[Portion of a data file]
>> START
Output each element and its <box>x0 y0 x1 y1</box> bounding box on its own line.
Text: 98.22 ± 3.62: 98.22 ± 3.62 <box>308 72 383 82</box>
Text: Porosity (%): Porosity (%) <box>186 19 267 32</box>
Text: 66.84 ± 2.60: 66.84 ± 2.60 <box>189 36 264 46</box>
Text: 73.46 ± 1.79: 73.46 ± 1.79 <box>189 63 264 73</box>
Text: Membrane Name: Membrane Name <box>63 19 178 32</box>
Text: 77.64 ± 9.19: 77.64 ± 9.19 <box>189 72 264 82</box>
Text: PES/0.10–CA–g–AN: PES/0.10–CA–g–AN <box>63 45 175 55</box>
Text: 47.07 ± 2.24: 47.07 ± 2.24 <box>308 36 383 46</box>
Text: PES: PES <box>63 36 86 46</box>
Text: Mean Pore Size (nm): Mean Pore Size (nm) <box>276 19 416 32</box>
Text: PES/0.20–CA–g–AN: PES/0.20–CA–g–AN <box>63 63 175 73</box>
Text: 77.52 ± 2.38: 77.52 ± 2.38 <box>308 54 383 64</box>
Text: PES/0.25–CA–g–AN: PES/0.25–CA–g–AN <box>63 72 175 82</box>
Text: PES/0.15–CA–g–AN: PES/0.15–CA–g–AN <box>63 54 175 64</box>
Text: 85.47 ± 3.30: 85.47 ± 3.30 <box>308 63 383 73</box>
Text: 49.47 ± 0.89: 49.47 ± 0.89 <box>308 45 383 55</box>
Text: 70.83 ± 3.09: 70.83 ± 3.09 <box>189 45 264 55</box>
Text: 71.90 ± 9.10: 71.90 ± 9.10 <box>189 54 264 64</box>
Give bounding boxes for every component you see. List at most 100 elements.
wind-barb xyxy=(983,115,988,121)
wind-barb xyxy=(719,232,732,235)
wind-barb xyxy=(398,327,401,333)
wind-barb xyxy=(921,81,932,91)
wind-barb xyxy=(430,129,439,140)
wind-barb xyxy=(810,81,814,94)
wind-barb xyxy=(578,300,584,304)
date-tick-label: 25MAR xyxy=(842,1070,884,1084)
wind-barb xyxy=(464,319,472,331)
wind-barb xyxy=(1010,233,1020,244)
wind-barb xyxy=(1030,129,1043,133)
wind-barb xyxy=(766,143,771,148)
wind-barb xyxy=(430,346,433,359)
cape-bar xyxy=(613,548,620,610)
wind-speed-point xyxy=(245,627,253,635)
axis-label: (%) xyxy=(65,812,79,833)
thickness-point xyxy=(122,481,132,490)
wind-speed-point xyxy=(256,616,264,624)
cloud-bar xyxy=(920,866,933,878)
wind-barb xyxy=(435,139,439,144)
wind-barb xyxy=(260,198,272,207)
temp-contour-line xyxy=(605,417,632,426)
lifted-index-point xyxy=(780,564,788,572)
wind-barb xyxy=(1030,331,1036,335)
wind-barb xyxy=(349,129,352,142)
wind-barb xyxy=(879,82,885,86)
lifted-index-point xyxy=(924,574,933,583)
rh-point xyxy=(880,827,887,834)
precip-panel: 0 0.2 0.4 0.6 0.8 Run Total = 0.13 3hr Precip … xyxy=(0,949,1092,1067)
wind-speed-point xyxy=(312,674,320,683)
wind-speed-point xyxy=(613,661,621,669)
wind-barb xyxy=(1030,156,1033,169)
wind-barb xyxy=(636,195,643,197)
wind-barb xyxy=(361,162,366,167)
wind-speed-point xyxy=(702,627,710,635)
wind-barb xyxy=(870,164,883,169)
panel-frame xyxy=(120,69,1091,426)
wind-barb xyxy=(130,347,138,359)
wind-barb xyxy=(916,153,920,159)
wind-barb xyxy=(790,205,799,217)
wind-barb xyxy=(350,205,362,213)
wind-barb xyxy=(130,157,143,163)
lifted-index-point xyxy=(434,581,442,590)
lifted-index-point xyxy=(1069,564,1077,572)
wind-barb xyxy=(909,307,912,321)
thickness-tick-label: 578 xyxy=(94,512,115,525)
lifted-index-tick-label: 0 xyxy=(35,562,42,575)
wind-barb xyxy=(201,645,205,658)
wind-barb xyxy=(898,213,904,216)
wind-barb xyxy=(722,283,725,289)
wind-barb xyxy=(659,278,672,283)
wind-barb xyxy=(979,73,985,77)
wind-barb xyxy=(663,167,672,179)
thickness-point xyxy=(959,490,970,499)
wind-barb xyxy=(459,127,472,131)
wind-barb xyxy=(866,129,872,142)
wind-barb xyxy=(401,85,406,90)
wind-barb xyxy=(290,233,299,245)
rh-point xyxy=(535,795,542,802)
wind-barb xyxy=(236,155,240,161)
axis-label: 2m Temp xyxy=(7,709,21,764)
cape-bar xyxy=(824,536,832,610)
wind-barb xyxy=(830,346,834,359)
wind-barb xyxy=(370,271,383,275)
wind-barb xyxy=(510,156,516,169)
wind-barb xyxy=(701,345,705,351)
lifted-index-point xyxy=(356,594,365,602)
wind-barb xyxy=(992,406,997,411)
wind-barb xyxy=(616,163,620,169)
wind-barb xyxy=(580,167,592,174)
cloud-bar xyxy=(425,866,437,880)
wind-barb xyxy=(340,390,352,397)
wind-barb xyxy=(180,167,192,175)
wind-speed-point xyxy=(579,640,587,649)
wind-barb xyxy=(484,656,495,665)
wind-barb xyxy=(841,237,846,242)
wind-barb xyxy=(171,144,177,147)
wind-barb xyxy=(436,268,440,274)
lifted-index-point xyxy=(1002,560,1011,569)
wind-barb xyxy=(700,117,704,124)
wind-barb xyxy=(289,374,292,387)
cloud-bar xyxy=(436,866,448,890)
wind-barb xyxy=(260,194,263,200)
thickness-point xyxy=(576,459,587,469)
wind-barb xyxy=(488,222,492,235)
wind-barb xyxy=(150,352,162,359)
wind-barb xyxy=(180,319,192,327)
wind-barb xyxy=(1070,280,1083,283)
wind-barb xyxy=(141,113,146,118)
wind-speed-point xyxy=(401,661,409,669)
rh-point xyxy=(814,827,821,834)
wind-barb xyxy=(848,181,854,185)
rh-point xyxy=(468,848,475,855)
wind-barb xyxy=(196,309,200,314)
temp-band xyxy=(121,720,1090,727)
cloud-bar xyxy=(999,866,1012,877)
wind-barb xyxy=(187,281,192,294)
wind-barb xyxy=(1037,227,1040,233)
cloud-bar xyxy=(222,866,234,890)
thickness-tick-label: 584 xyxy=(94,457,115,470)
>> END
## WHAT YOU NEED TO DO
Could you print every line of the data above again, without changing anything?

## OUTPUT
Output each element and its <box>x0 y0 x1 y1</box> bounding box on its own line.
Text: 98.22 ± 3.62: 98.22 ± 3.62 <box>308 72 383 82</box>
Text: Porosity (%): Porosity (%) <box>186 19 267 32</box>
Text: 66.84 ± 2.60: 66.84 ± 2.60 <box>189 36 264 46</box>
Text: 73.46 ± 1.79: 73.46 ± 1.79 <box>189 63 264 73</box>
Text: Membrane Name: Membrane Name <box>63 19 178 32</box>
Text: 77.64 ± 9.19: 77.64 ± 9.19 <box>189 72 264 82</box>
Text: PES/0.10–CA–g–AN: PES/0.10–CA–g–AN <box>63 45 175 55</box>
Text: 47.07 ± 2.24: 47.07 ± 2.24 <box>308 36 383 46</box>
Text: PES: PES <box>63 36 86 46</box>
Text: Mean Pore Size (nm): Mean Pore Size (nm) <box>276 19 416 32</box>
Text: PES/0.20–CA–g–AN: PES/0.20–CA–g–AN <box>63 63 175 73</box>
Text: 77.52 ± 2.38: 77.52 ± 2.38 <box>308 54 383 64</box>
Text: PES/0.25–CA–g–AN: PES/0.25–CA–g–AN <box>63 72 175 82</box>
Text: PES/0.15–CA–g–AN: PES/0.15–CA–g–AN <box>63 54 175 64</box>
Text: 85.47 ± 3.30: 85.47 ± 3.30 <box>308 63 383 73</box>
Text: 49.47 ± 0.89: 49.47 ± 0.89 <box>308 45 383 55</box>
Text: 70.83 ± 3.09: 70.83 ± 3.09 <box>189 45 264 55</box>
Text: 71.90 ± 9.10: 71.90 ± 9.10 <box>189 54 264 64</box>
Give bounding boxes for every component you see. List at most 100 elements.
wind-barb xyxy=(983,115,988,121)
wind-barb xyxy=(719,232,732,235)
wind-barb xyxy=(398,327,401,333)
wind-barb xyxy=(921,81,932,91)
wind-barb xyxy=(430,129,439,140)
wind-barb xyxy=(810,81,814,94)
wind-barb xyxy=(578,300,584,304)
date-tick-label: 25MAR xyxy=(842,1070,884,1084)
wind-barb xyxy=(464,319,472,331)
wind-barb xyxy=(1010,233,1020,244)
wind-barb xyxy=(1030,129,1043,133)
wind-barb xyxy=(766,143,771,148)
wind-barb xyxy=(430,346,433,359)
cape-bar xyxy=(613,548,620,610)
wind-speed-point xyxy=(245,627,253,635)
axis-label: (%) xyxy=(65,812,79,833)
thickness-point xyxy=(122,481,132,490)
wind-speed-point xyxy=(256,616,264,624)
cloud-bar xyxy=(920,866,933,878)
wind-barb xyxy=(435,139,439,144)
wind-barb xyxy=(260,198,272,207)
temp-contour-line xyxy=(605,417,632,426)
lifted-index-point xyxy=(780,564,788,572)
wind-barb xyxy=(1030,331,1036,335)
wind-barb xyxy=(349,129,352,142)
wind-barb xyxy=(879,82,885,86)
lifted-index-point xyxy=(924,574,933,583)
rh-point xyxy=(880,827,887,834)
precip-panel: 0 0.2 0.4 0.6 0.8 Run Total = 0.13 3hr Precip … xyxy=(0,949,1092,1067)
wind-speed-point xyxy=(312,674,320,683)
wind-speed-point xyxy=(613,661,621,669)
wind-barb xyxy=(1030,156,1033,169)
wind-barb xyxy=(636,195,643,197)
wind-barb xyxy=(361,162,366,167)
wind-speed-point xyxy=(702,627,710,635)
wind-barb xyxy=(870,164,883,169)
panel-frame xyxy=(120,69,1091,426)
wind-barb xyxy=(130,347,138,359)
wind-barb xyxy=(916,153,920,159)
wind-barb xyxy=(790,205,799,217)
wind-barb xyxy=(350,205,362,213)
wind-barb xyxy=(130,157,143,163)
lifted-index-point xyxy=(434,581,442,590)
lifted-index-point xyxy=(1069,564,1077,572)
wind-barb xyxy=(909,307,912,321)
thickness-tick-label: 578 xyxy=(94,512,115,525)
lifted-index-tick-label: 0 xyxy=(35,562,42,575)
wind-barb xyxy=(201,645,205,658)
wind-barb xyxy=(898,213,904,216)
wind-barb xyxy=(722,283,725,289)
wind-barb xyxy=(659,278,672,283)
wind-barb xyxy=(979,73,985,77)
wind-barb xyxy=(663,167,672,179)
thickness-point xyxy=(959,490,970,499)
wind-barb xyxy=(459,127,472,131)
wind-barb xyxy=(866,129,872,142)
wind-barb xyxy=(401,85,406,90)
wind-barb xyxy=(290,233,299,245)
rh-point xyxy=(535,795,542,802)
wind-barb xyxy=(236,155,240,161)
axis-label: 2m Temp xyxy=(7,709,21,764)
cape-bar xyxy=(824,536,832,610)
wind-barb xyxy=(830,346,834,359)
wind-barb xyxy=(370,271,383,275)
wind-barb xyxy=(510,156,516,169)
wind-barb xyxy=(701,345,705,351)
lifted-index-point xyxy=(356,594,365,602)
wind-barb xyxy=(992,406,997,411)
wind-barb xyxy=(616,163,620,169)
wind-barb xyxy=(580,167,592,174)
cloud-bar xyxy=(425,866,437,880)
wind-barb xyxy=(340,390,352,397)
wind-barb xyxy=(180,167,192,175)
wind-speed-point xyxy=(579,640,587,649)
wind-barb xyxy=(484,656,495,665)
wind-barb xyxy=(841,237,846,242)
wind-barb xyxy=(171,144,177,147)
wind-barb xyxy=(436,268,440,274)
lifted-index-point xyxy=(1002,560,1011,569)
wind-barb xyxy=(700,117,704,124)
wind-barb xyxy=(289,374,292,387)
cloud-bar xyxy=(436,866,448,890)
wind-barb xyxy=(260,194,263,200)
thickness-point xyxy=(576,459,587,469)
wind-barb xyxy=(488,222,492,235)
wind-barb xyxy=(150,352,162,359)
wind-barb xyxy=(180,319,192,327)
wind-barb xyxy=(1070,280,1083,283)
wind-barb xyxy=(141,113,146,118)
wind-speed-point xyxy=(401,661,409,669)
rh-point xyxy=(814,827,821,834)
wind-barb xyxy=(848,181,854,185)
rh-point xyxy=(468,848,475,855)
wind-barb xyxy=(196,309,200,314)
temp-band xyxy=(121,720,1090,727)
cloud-bar xyxy=(999,866,1012,877)
wind-barb xyxy=(187,281,192,294)
wind-barb xyxy=(1037,227,1040,233)
cloud-bar xyxy=(222,866,234,890)
thickness-tick-label: 584 xyxy=(94,457,115,470)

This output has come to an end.